Layout records:
— Start —

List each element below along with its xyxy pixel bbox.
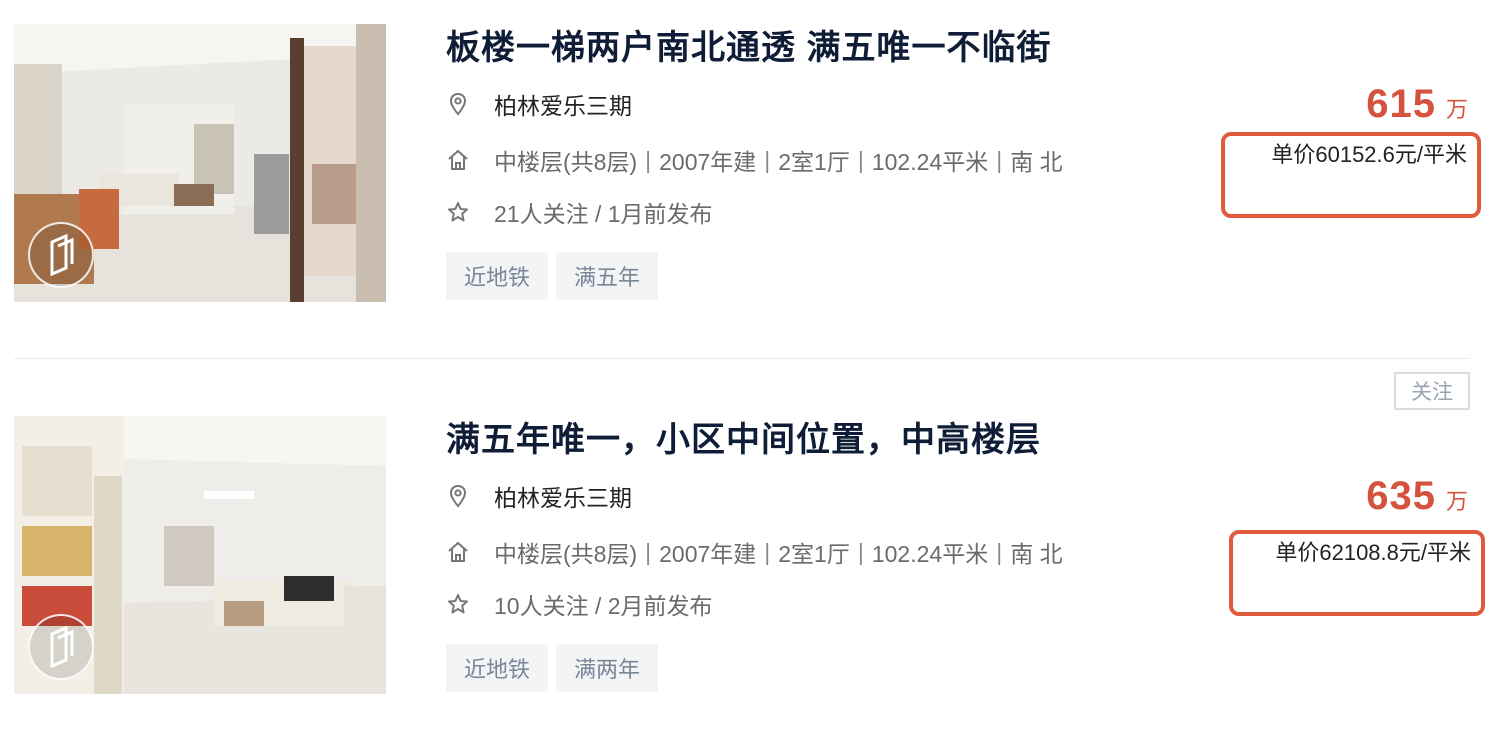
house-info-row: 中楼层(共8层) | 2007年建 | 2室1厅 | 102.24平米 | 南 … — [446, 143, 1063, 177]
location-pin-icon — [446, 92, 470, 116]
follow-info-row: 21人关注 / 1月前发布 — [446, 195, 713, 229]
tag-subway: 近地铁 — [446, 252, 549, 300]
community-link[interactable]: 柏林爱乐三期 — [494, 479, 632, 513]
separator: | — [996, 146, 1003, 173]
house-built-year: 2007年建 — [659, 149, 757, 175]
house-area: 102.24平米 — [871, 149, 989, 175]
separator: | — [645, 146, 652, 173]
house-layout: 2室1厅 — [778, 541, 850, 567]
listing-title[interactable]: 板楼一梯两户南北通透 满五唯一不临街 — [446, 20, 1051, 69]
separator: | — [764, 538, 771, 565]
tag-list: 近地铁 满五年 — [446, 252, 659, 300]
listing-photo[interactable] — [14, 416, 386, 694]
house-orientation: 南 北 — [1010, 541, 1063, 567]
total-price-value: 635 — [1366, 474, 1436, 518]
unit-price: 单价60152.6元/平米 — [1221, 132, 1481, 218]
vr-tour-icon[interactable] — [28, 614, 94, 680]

— End —

* **Prompt**: Copy out, word for word, the part of the data above that opens with the line containing "house-info-row: 中楼层(共8层) |" and closes with the line containing "separator: | — [645, 146, 652, 173]", including both of those lines.

* **Response to the exercise**:
house-info-row: 中楼层(共8层) | 2007年建 | 2室1厅 | 102.24平米 | 南 … — [446, 143, 1063, 177]
location-pin-icon — [446, 92, 470, 116]
follow-info-row: 21人关注 / 1月前发布 — [446, 195, 713, 229]
tag-subway: 近地铁 — [446, 252, 549, 300]
community-link[interactable]: 柏林爱乐三期 — [494, 479, 632, 513]
separator: | — [996, 146, 1003, 173]
house-built-year: 2007年建 — [659, 149, 757, 175]
house-area: 102.24平米 — [871, 149, 989, 175]
separator: | — [645, 146, 652, 173]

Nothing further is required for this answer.